Gather all lines in the data that hold the string "this".

Entries from a visual dataset:
◇ ◇ ◇ ◇ ◇ ◇ ◇

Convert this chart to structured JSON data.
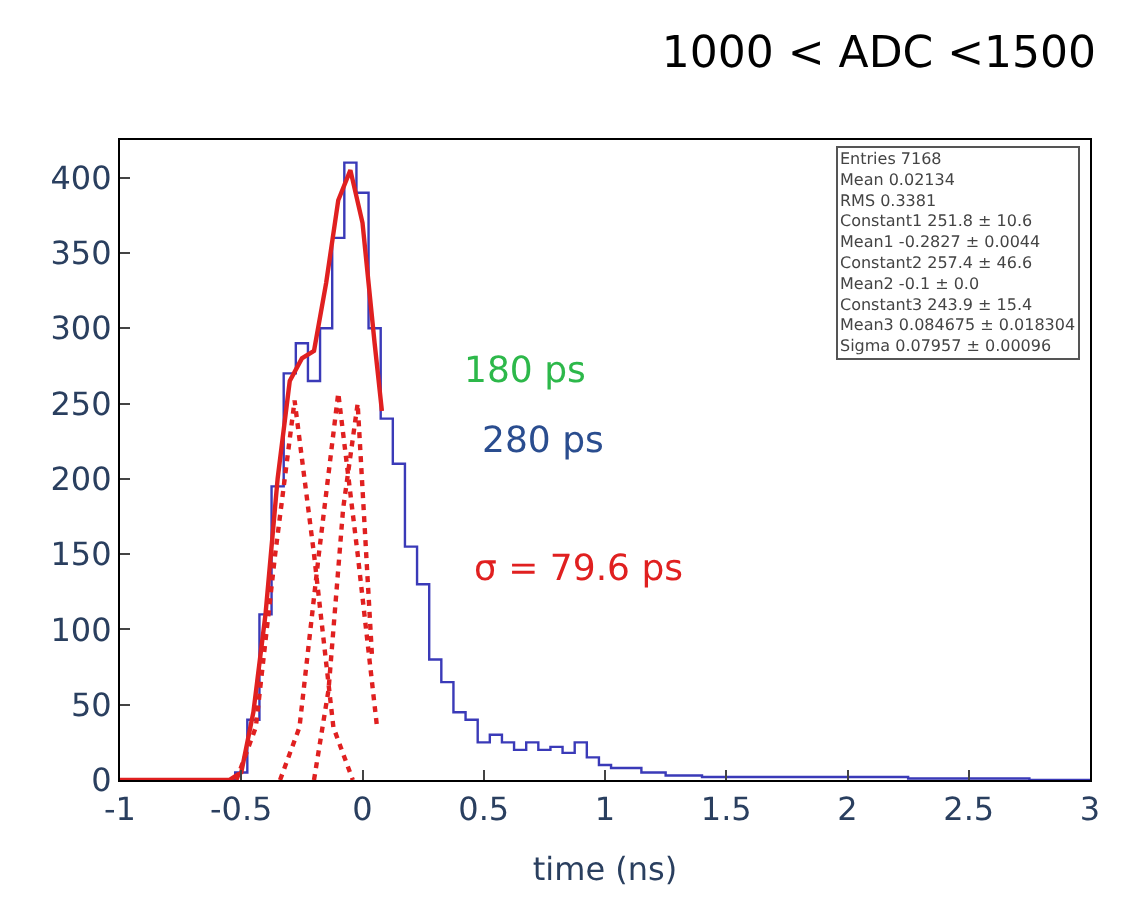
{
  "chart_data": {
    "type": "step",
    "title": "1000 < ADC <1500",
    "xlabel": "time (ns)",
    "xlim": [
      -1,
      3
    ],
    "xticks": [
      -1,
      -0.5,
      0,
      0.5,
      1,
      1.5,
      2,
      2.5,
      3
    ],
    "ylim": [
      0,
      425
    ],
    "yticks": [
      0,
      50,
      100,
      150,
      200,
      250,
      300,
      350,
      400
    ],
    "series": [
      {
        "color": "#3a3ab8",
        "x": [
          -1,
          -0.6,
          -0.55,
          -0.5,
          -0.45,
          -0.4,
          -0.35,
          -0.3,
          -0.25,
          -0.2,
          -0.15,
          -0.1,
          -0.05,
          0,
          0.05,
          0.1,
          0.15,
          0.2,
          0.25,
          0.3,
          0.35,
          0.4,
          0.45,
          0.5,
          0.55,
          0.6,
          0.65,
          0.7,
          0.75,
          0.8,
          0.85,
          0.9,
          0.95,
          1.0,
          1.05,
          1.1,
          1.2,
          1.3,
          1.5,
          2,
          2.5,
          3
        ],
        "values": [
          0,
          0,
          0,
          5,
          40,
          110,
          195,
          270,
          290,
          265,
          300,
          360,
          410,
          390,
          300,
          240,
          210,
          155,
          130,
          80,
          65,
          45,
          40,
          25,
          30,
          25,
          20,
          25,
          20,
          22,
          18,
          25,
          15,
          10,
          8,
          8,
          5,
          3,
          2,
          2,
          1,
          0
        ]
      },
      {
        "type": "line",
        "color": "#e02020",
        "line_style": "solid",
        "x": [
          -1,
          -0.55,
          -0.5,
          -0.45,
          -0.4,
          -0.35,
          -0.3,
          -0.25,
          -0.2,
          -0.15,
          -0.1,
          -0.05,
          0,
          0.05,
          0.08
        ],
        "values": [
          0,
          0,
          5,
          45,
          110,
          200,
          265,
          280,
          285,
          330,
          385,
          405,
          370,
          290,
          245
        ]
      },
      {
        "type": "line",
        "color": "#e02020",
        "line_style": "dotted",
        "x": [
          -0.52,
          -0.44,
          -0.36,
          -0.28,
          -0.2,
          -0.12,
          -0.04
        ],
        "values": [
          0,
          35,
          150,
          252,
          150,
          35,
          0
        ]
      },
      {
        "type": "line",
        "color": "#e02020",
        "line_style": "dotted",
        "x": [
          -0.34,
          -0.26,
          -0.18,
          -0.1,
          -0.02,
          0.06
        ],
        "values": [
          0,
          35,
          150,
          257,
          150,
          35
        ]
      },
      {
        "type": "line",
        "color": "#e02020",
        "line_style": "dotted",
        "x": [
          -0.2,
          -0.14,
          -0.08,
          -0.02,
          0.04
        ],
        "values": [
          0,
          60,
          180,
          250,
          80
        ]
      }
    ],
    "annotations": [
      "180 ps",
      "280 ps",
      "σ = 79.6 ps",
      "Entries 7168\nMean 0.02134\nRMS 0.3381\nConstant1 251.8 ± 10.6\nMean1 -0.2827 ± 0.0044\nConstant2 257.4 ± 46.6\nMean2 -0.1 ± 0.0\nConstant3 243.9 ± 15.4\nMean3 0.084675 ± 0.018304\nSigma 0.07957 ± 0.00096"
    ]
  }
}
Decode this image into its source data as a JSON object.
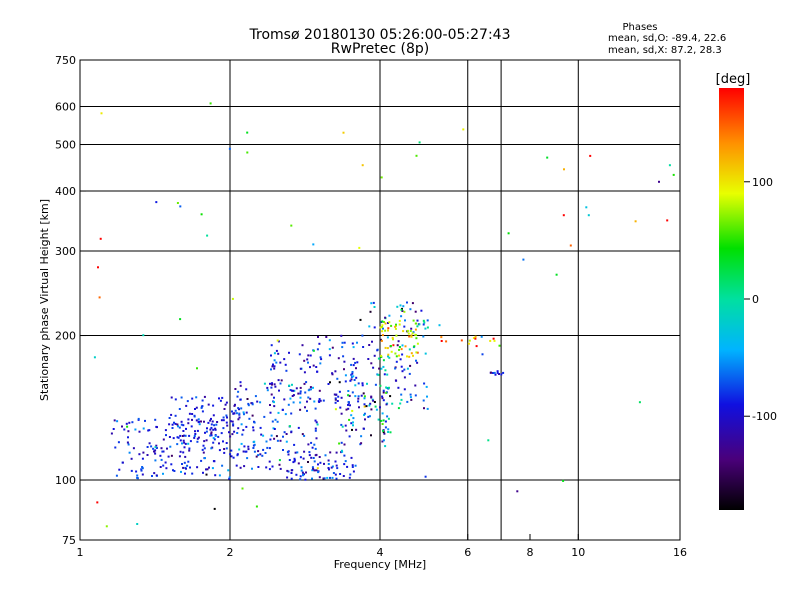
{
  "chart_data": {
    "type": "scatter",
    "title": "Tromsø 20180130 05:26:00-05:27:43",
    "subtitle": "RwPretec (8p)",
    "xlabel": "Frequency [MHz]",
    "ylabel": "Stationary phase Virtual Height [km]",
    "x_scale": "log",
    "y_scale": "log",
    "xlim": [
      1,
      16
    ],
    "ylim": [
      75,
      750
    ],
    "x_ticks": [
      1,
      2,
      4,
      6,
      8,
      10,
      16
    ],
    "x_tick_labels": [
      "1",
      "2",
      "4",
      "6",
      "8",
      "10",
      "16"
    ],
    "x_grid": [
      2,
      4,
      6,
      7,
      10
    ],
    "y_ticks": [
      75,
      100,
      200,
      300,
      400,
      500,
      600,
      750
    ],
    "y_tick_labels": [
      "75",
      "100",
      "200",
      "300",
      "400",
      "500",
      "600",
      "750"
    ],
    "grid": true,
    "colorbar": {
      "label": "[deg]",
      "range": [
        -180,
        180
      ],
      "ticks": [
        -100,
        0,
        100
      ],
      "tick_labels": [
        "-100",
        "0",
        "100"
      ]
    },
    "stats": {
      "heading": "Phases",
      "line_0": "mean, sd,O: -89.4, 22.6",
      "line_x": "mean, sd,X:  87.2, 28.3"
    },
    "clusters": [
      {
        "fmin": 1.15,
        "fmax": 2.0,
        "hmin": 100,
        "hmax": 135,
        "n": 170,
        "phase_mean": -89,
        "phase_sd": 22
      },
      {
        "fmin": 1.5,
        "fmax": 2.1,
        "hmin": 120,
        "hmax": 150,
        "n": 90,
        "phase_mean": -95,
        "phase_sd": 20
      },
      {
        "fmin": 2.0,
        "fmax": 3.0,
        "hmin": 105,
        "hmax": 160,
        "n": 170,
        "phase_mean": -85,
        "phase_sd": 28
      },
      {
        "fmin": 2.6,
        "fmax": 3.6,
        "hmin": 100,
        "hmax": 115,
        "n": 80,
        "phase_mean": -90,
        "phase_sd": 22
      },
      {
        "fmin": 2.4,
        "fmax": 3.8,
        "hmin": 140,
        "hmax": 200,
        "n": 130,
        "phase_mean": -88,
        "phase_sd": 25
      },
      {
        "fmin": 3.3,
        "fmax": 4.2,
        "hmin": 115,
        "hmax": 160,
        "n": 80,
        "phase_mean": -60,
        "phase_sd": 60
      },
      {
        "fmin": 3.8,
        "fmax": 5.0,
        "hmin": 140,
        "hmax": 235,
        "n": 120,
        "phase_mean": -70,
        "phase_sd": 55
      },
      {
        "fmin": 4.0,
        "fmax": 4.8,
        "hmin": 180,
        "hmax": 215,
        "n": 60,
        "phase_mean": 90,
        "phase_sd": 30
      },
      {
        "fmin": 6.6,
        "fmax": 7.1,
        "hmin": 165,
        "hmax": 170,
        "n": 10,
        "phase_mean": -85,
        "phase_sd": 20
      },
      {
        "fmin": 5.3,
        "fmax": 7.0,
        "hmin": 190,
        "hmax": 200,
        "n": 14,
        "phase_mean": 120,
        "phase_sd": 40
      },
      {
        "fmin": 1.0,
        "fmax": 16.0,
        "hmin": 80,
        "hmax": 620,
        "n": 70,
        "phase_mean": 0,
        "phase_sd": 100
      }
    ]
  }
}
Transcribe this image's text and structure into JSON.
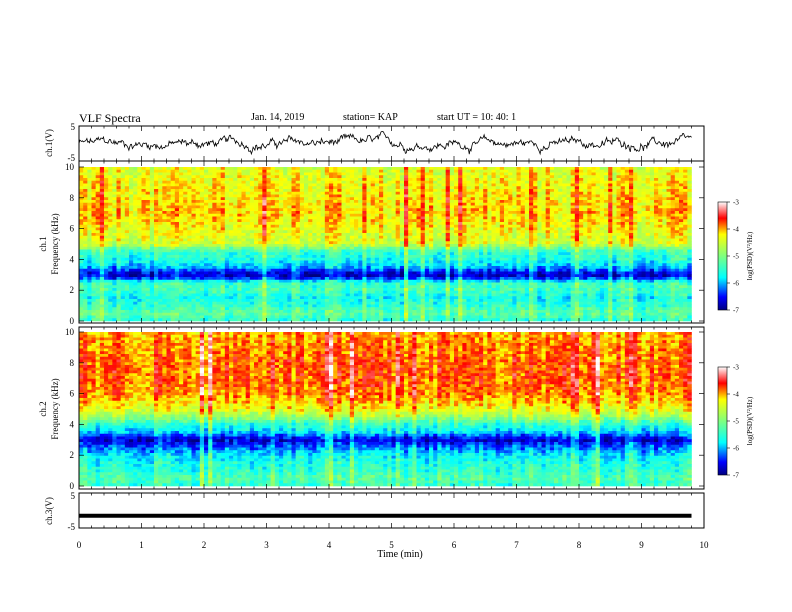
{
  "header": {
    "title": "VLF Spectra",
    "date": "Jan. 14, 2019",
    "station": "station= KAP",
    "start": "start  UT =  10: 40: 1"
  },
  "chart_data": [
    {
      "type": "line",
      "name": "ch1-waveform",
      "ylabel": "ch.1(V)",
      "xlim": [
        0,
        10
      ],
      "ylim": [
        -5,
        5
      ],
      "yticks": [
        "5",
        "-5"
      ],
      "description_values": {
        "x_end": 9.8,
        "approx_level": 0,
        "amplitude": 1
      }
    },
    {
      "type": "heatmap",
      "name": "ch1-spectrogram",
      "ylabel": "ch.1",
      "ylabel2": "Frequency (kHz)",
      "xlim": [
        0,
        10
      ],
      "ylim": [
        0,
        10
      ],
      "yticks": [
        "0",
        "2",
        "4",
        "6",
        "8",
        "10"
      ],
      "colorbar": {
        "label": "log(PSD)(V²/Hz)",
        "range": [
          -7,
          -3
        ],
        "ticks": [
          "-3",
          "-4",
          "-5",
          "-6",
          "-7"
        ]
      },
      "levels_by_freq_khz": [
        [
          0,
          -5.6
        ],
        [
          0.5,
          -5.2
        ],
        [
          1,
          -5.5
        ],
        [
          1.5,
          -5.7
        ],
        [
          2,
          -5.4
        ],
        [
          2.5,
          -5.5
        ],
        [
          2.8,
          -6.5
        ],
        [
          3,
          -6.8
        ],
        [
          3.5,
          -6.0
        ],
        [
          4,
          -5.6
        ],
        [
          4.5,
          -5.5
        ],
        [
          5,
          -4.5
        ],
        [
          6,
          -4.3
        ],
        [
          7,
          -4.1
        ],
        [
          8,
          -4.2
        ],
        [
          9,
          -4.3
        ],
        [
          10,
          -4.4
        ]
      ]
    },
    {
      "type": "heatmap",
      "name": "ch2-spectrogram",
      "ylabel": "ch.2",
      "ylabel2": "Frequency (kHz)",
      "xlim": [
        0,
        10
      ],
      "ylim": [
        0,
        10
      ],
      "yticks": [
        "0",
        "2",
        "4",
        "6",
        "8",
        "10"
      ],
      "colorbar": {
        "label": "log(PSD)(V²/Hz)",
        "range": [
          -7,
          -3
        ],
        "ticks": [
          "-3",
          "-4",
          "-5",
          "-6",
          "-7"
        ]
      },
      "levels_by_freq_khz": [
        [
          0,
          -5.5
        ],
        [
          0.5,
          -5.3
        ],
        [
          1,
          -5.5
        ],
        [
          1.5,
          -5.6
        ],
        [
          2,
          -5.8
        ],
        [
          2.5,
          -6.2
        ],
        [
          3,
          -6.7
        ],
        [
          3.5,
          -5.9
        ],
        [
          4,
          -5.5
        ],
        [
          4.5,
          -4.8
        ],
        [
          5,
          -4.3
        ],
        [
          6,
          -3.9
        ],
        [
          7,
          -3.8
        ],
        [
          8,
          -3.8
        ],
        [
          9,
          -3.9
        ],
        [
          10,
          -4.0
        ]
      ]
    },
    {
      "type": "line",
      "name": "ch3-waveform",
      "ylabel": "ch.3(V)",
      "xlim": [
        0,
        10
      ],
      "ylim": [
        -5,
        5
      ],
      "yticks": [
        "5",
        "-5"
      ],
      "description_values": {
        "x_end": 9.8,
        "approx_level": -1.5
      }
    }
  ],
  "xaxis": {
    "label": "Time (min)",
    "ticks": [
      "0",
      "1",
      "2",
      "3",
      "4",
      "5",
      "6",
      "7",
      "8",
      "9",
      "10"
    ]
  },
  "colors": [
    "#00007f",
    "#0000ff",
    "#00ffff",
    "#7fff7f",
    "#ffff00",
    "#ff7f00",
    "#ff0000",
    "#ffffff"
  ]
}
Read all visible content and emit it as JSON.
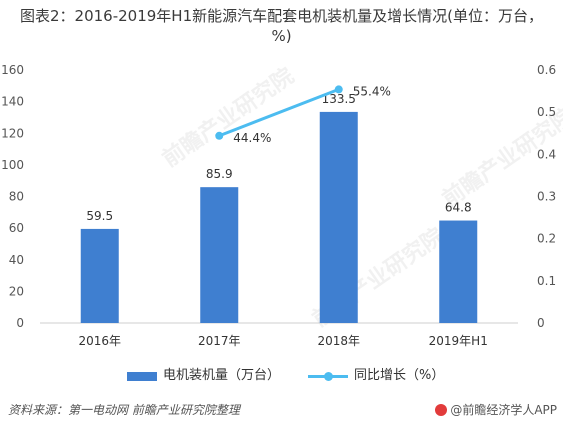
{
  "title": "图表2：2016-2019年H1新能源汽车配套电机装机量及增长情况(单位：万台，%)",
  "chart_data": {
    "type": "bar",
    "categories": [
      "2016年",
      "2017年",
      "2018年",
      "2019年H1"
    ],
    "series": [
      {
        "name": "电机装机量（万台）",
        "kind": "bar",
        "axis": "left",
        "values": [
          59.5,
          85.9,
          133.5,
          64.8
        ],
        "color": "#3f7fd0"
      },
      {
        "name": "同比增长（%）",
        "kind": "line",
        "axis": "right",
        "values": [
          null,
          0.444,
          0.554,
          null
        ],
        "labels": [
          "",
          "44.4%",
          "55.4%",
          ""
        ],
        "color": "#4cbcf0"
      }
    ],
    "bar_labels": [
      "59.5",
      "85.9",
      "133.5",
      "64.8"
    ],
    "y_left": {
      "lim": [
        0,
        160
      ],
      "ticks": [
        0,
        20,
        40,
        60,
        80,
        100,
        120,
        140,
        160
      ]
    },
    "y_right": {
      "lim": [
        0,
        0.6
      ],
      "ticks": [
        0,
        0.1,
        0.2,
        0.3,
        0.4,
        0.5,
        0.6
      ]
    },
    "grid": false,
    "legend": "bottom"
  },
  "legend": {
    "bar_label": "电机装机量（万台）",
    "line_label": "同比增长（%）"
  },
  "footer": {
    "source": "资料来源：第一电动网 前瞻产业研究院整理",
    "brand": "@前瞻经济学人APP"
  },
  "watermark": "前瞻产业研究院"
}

◇ ◇ ◇ ◇ ◇ ◇ ◇

Worked answer:
Convert this chart to structured JSON data.
Decode this image into its source data as a JSON object.
Transcribe this image's text and structure into JSON.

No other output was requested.